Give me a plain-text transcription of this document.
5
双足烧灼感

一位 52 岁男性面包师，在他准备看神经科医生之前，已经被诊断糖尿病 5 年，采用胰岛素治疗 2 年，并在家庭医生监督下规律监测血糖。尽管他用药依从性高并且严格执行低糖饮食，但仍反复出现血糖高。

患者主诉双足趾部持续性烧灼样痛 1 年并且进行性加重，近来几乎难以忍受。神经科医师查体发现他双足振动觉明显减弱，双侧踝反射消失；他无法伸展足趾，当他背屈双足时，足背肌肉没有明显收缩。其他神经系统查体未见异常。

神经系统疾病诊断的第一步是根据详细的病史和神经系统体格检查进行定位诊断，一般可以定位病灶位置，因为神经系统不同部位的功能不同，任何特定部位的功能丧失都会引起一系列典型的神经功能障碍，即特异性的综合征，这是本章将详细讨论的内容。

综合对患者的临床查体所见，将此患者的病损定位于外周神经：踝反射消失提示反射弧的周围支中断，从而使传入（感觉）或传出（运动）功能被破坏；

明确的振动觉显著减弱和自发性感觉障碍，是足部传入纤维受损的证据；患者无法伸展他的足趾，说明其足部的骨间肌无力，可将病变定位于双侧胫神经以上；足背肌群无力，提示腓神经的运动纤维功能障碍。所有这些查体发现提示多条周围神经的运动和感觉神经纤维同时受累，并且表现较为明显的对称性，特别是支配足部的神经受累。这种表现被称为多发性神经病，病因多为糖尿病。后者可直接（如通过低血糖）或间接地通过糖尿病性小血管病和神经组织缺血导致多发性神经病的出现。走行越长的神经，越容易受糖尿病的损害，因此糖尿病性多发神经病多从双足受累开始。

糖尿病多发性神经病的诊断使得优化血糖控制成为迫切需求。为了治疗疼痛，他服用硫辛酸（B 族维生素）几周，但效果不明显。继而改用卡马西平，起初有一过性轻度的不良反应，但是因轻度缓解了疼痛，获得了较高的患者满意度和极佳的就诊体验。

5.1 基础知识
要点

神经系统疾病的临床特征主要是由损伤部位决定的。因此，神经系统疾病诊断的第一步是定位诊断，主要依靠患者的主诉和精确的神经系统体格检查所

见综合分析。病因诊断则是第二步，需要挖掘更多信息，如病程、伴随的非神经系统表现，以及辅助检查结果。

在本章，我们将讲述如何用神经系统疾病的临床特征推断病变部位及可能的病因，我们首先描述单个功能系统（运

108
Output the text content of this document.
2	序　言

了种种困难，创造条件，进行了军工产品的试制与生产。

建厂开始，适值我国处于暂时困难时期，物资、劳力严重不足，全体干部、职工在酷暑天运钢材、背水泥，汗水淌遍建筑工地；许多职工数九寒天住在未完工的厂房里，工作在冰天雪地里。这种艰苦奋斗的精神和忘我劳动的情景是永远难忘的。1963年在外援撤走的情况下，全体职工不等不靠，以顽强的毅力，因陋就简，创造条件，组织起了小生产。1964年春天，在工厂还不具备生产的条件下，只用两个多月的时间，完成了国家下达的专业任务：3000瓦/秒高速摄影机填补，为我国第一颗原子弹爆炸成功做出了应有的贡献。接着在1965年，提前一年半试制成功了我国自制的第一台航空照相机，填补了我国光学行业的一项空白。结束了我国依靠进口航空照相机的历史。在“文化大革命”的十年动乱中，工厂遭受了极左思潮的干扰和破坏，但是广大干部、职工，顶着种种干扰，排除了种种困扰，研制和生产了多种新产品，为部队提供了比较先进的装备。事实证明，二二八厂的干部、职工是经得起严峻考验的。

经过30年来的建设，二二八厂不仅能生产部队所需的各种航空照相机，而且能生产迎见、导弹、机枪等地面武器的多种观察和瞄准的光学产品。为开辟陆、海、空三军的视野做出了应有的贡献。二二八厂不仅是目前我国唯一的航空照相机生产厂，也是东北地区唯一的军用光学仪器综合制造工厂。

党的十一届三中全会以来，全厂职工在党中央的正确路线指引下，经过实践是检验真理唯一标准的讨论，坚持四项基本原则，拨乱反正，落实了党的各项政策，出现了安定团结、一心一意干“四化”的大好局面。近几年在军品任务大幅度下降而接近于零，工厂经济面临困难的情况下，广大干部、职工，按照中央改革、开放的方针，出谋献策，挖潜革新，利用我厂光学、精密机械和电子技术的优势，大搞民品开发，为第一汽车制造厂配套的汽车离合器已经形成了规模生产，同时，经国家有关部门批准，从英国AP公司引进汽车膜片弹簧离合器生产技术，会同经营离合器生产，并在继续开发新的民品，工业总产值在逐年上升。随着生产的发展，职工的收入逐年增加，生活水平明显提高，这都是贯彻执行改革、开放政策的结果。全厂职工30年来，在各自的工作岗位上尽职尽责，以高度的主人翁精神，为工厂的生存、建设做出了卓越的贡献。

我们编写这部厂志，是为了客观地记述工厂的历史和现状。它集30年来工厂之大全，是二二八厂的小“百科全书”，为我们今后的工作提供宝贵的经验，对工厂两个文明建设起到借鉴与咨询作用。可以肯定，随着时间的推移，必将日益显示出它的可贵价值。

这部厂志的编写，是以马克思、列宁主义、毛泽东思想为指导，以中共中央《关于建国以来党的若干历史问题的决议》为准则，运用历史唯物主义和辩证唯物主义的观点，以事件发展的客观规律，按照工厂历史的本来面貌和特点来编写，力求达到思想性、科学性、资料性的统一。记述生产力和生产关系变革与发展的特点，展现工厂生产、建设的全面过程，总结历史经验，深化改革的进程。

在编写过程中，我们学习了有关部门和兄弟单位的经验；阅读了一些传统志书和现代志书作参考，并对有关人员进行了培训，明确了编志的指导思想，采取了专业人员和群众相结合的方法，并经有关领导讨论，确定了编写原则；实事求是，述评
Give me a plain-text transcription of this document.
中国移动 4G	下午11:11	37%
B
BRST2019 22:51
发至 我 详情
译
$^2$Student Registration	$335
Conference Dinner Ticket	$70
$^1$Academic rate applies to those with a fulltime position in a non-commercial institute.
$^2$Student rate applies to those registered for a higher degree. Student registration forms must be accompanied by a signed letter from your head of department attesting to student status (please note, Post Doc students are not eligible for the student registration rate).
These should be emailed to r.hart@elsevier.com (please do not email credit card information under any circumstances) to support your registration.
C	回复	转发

□ □ □

**Exercise brief**
Retype all the records, matching them exactly.

**Task output**
Give me a plain-text transcription of this document.
5
双足烧灼感

一位 52 岁男性面包师，在他准备看神经科医生之前，已经被诊断糖尿病 5 年，采用胰岛素治疗 2 年，并在家庭医生监督下规律监测血糖。尽管他用药依从性高并且严格执行低糖饮食，但仍反复出现血糖高。

患者主诉双足趾部持续性烧灼样痛 1 年并且进行性加重，近来几乎难以忍受。神经科医师查体发现他双足振动觉明显减弱，双侧踝反射消失；他无法伸展足趾，当他背屈双足时，足背肌肉没有明显收缩。其他神经系统查体未见异常。

神经系统疾病诊断的第一步是根据详细的病史和神经系统体格检查进行定位诊断，一般可以定位病灶位置，因为神经系统不同部位的功能不同，任何特定部位的功能丧失都会引起一系列典型的神经功能障碍，即特异性的综合征，这是本章将详细讨论的内容。

综合对患者的临床查体所见，将此患者的病损定位于外周神经：踝反射消失提示反射弧的周围支中断，从而使传入（感觉）或传出（运动）功能被破坏；

明确的振动觉显著减弱和自发性感觉障碍，是足部传入纤维受损的证据；患者无法伸展他的足趾，说明其足部的骨间肌无力，可将病变定位于双侧胫神经以上；足背肌群无力，提示腓神经的运动纤维功能障碍。所有这些查体发现提示多条周围神经的运动和感觉神经纤维同时受累，并且表现较为明显的对称性，特别是支配足部的神经受累。这种表现被称为多发性神经病，病因多为糖尿病。后者可直接（如通过低血糖）或间接地通过糖尿病性小血管病和神经组织缺血导致多发性神经病的出现。走行越长的神经，越容易受糖尿病的损害，因此糖尿病性多发神经病多从双足受累开始。

糖尿病多发性神经病的诊断使得优化血糖控制成为迫切需求。为了治疗疼痛，他服用硫辛酸（B 族维生素）几周，但效果不明显。继而改用卡马西平，起初有一过性轻度的不良反应，但是因轻度缓解了疼痛，获得了较高的患者满意度和极佳的就诊体验。

5.1 基础知识
要点

神经系统疾病的临床特征主要是由损伤部位决定的。因此，神经系统疾病诊断的第一步是定位诊断，主要依靠患者的主诉和精确的神经系统体格检查所

见综合分析。病因诊断则是第二步，需要挖掘更多信息，如病程、伴随的非神经系统表现，以及辅助检查结果。

在本章，我们将讲述如何用神经系统疾病的临床特征推断病变部位及可能的病因，我们首先描述单个功能系统（运

108
Output the text content of this document.
2	序　言

了种种困难，创造条件，进行了军工产品的试制与生产。

建厂开始，适值我国处于暂时困难时期，物资、劳力严重不足，全体干部、职工在酷暑天运钢材、背水泥，汗水淌遍建筑工地；许多职工数九寒天住在未完工的厂房里，工作在冰天雪地里。这种艰苦奋斗的精神和忘我劳动的情景是永远难忘的。1963年在外援撤走的情况下，全体职工不等不靠，以顽强的毅力，因陋就简，创造条件，组织起了小生产。1964年春天，在工厂还不具备生产的条件下，只用两个多月的时间，完成了国家下达的专业任务：3000瓦/秒高速摄影机填补，为我国第一颗原子弹爆炸成功做出了应有的贡献。接着在1965年，提前一年半试制成功了我国自制的第一台航空照相机，填补了我国光学行业的一项空白。结束了我国依靠进口航空照相机的历史。在“文化大革命”的十年动乱中，工厂遭受了极左思潮的干扰和破坏，但是广大干部、职工，顶着种种干扰，排除了种种困扰，研制和生产了多种新产品，为部队提供了比较先进的装备。事实证明，二二八厂的干部、职工是经得起严峻考验的。

经过30年来的建设，二二八厂不仅能生产部队所需的各种航空照相机，而且能生产迎见、导弹、机枪等地面武器的多种观察和瞄准的光学产品。为开辟陆、海、空三军的视野做出了应有的贡献。二二八厂不仅是目前我国唯一的航空照相机生产厂，也是东北地区唯一的军用光学仪器综合制造工厂。

党的十一届三中全会以来，全厂职工在党中央的正确路线指引下，经过实践是检验真理唯一标准的讨论，坚持四项基本原则，拨乱反正，落实了党的各项政策，出现了安定团结、一心一意干“四化”的大好局面。近几年在军品任务大幅度下降而接近于零，工厂经济面临困难的情况下，广大干部、职工，按照中央改革、开放的方针，出谋献策，挖潜革新，利用我厂光学、精密机械和电子技术的优势，大搞民品开发，为第一汽车制造厂配套的汽车离合器已经形成了规模生产，同时，经国家有关部门批准，从英国AP公司引进汽车膜片弹簧离合器生产技术，会同经营离合器生产，并在继续开发新的民品，工业总产值在逐年上升。随着生产的发展，职工的收入逐年增加，生活水平明显提高，这都是贯彻执行改革、开放政策的结果。全厂职工30年来，在各自的工作岗位上尽职尽责，以高度的主人翁精神，为工厂的生存、建设做出了卓越的贡献。

我们编写这部厂志，是为了客观地记述工厂的历史和现状。它集30年来工厂之大全，是二二八厂的小“百科全书”，为我们今后的工作提供宝贵的经验，对工厂两个文明建设起到借鉴与咨询作用。可以肯定，随着时间的推移，必将日益显示出它的可贵价值。

这部厂志的编写，是以马克思、列宁主义、毛泽东思想为指导，以中共中央《关于建国以来党的若干历史问题的决议》为准则，运用历史唯物主义和辩证唯物主义的观点，以事件发展的客观规律，按照工厂历史的本来面貌和特点来编写，力求达到思想性、科学性、资料性的统一。记述生产力和生产关系变革与发展的特点，展现工厂生产、建设的全面过程，总结历史经验，深化改革的进程。

在编写过程中，我们学习了有关部门和兄弟单位的经验；阅读了一些传统志书和现代志书作参考，并对有关人员进行了培训，明确了编志的指导思想，采取了专业人员和群众相结合的方法，并经有关领导讨论，确定了编写原则；实事求是，述评
Give me a plain-text transcription of this document.
中国移动 4G	下午11:11	37%
B
BRST2019 22:51
发至 我 详情
译
$^2$Student Registration	$335
Conference Dinner Ticket	$70
$^1$Academic rate applies to those with a fulltime position in a non-commercial institute.
$^2$Student rate applies to those registered for a higher degree. Student registration forms must be accompanied by a signed letter from your head of department attesting to student status (please note, Post Doc students are not eligible for the student registration rate).
These should be emailed to r.hart@elsevier.com (please do not email credit card information under any circumstances) to support your registration.
C	回复	转发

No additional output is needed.